_Supplied records_
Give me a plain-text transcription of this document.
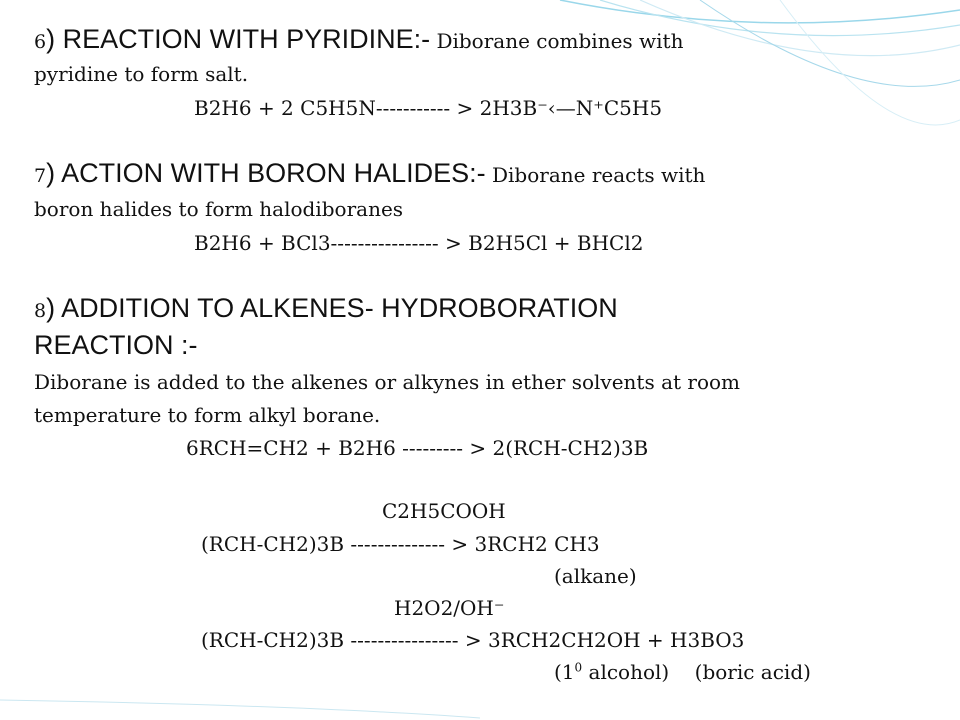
6) REACTION WITH PYRIDINE:- Diborane combines with
pyridine to form salt.
B2H6 + 2 C5H5N----------- > 2H3B⁻‹—N⁺C5H5
7) ACTION WITH BORON HALIDES:- Diborane reacts with
boron halides to form halodiboranes
B2H6 + BCl3---------------- > B2H5Cl + BHCl2
8) ADDITION TO ALKENES- HYDROBORATION
REACTION :-
Diborane is added to the alkenes or alkynes in ether solvents at room
temperature to form alkyl borane.
6RCH=CH2 + B2H6 --------- > 2(RCH-CH2)3B
C2H5COOH
(RCH-CH2)3B -------------- > 3RCH2 CH3
(alkane)
H2O2/OH⁻
(RCH-CH2)3B ---------------- > 3RCH2CH2OH + H3BO3
($1^0$ alcohol)    (boric acid)
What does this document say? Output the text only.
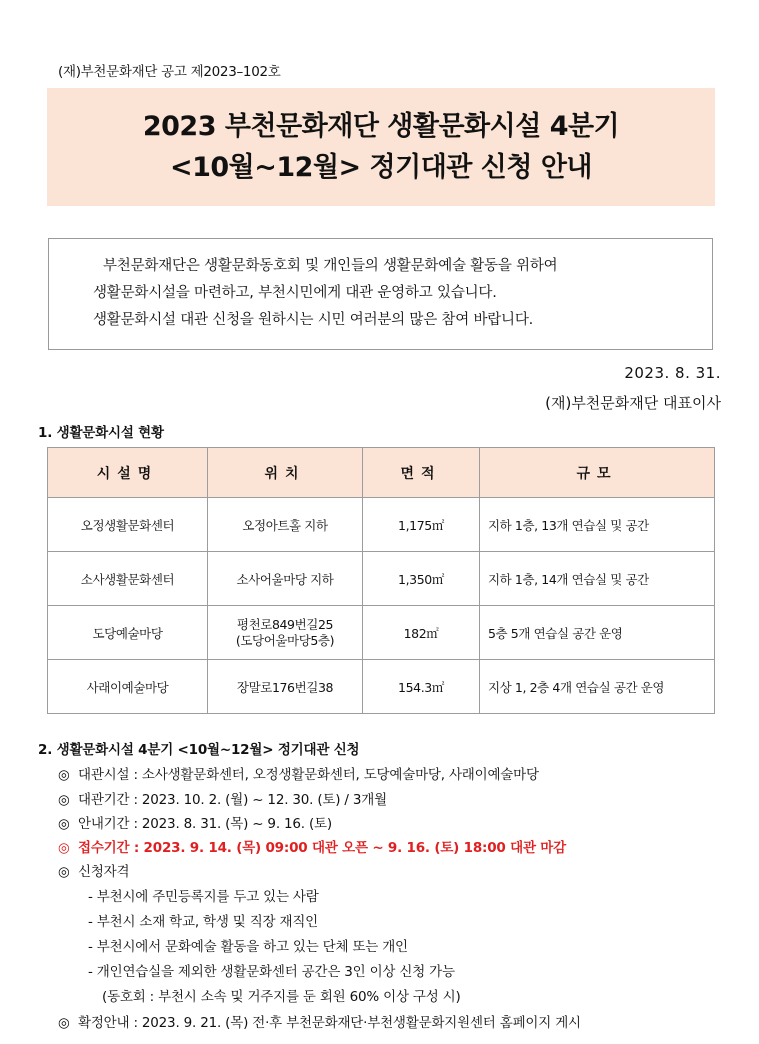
(재)부천문화재단 공고 제2023–102호
2023 부천문화재단 생활문화시설 4분기
<10월~12월> 정기대관 신청 안내
부천문화재단은 생활문화동호회 및 개인들의 생활문화예술 활동을 위하여
생활문화시설을 마련하고, 부천시민에게 대관 운영하고 있습니다.
생활문화시설 대관 신청을 원하시는 시민 여러분의 많은 참여 바랍니다.
2023. 8. 31.
(재)부천문화재단 대표이사
1. 생활문화시설 현황
시설명	위치	면적	규모
오정생활문화센터	오정아트홀 지하	1,175㎡	지하 1층, 13개 연습실 및 공간
소사생활문화센터	소사어울마당 지하	1,350㎡	지하 1층, 14개 연습실 및 공간
도당예술마당	평천로849번길25
(도당어울마당5층)	182㎡	5층 5개 연습실 공간 운영
사래이예술마당	장말로176번길38	154.3㎡	지상 1, 2층 4개 연습실 공간 운영
2. 생활문화시설 4분기 <10월~12월> 정기대관 신청
◎ 대관시설 : 소사생활문화센터, 오정생활문화센터, 도당예술마당, 사래이예술마당
◎ 대관기간 : 2023. 10. 2. (월) ~ 12. 30. (토) / 3개월
◎ 안내기간 : 2023. 8. 31. (목) ~ 9. 16. (토)
◎ 접수기간 : 2023. 9. 14. (목) 09:00 대관 오픈 ~ 9. 16. (토) 18:00 대관 마감
◎ 신청자격
- 부천시에 주민등록지를 두고 있는 사람
- 부천시 소재 학교, 학생 및 직장 재직인
- 부천시에서 문화예술 활동을 하고 있는 단체 또는 개인
- 개인연습실을 제외한 생활문화센터 공간은 3인 이상 신청 가능
(동호회 : 부천시 소속 및 거주지를 둔 회원 60% 이상 구성 시)
◎ 확정안내 : 2023. 9. 21. (목) 전·후 부천문화재단·부천생활문화지원센터 홈페이지 게시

_Requirements_
Write out the material above again, word for word, minus its pictures.

_Solution_
Give me a plain-text transcription of this document.
6) REACTION WITH PYRIDINE:- Diborane combines with
pyridine to form salt.
B2H6 + 2 C5H5N----------- > 2H3B⁻‹—N⁺C5H5
7) ACTION WITH BORON HALIDES:- Diborane reacts with
boron halides to form halodiboranes
B2H6 + BCl3---------------- > B2H5Cl + BHCl2
8) ADDITION TO ALKENES- HYDROBORATION
REACTION :-
Diborane is added to the alkenes or alkynes in ether solvents at room
temperature to form alkyl borane.
6RCH=CH2 + B2H6 --------- > 2(RCH-CH2)3B
C2H5COOH
(RCH-CH2)3B -------------- > 3RCH2 CH3
(alkane)
H2O2/OH⁻
(RCH-CH2)3B ---------------- > 3RCH2CH2OH + H3BO3
($1^0$ alcohol)    (boric acid)
What does this document say? Output the text only.
(재)부천문화재단 공고 제2023–102호
2023 부천문화재단 생활문화시설 4분기
<10월~12월> 정기대관 신청 안내
부천문화재단은 생활문화동호회 및 개인들의 생활문화예술 활동을 위하여
생활문화시설을 마련하고, 부천시민에게 대관 운영하고 있습니다.
생활문화시설 대관 신청을 원하시는 시민 여러분의 많은 참여 바랍니다.
2023. 8. 31.
(재)부천문화재단 대표이사
1. 생활문화시설 현황
시설명	위치	면적	규모
오정생활문화센터	오정아트홀 지하	1,175㎡	지하 1층, 13개 연습실 및 공간
소사생활문화센터	소사어울마당 지하	1,350㎡	지하 1층, 14개 연습실 및 공간
도당예술마당	평천로849번길25
(도당어울마당5층)	182㎡	5층 5개 연습실 공간 운영
사래이예술마당	장말로176번길38	154.3㎡	지상 1, 2층 4개 연습실 공간 운영
2. 생활문화시설 4분기 <10월~12월> 정기대관 신청
◎ 대관시설 : 소사생활문화센터, 오정생활문화센터, 도당예술마당, 사래이예술마당
◎ 대관기간 : 2023. 10. 2. (월) ~ 12. 30. (토) / 3개월
◎ 안내기간 : 2023. 8. 31. (목) ~ 9. 16. (토)
◎ 접수기간 : 2023. 9. 14. (목) 09:00 대관 오픈 ~ 9. 16. (토) 18:00 대관 마감
◎ 신청자격
- 부천시에 주민등록지를 두고 있는 사람
- 부천시 소재 학교, 학생 및 직장 재직인
- 부천시에서 문화예술 활동을 하고 있는 단체 또는 개인
- 개인연습실을 제외한 생활문화센터 공간은 3인 이상 신청 가능
(동호회 : 부천시 소속 및 거주지를 둔 회원 60% 이상 구성 시)
◎ 확정안내 : 2023. 9. 21. (목) 전·후 부천문화재단·부천생활문화지원센터 홈페이지 게시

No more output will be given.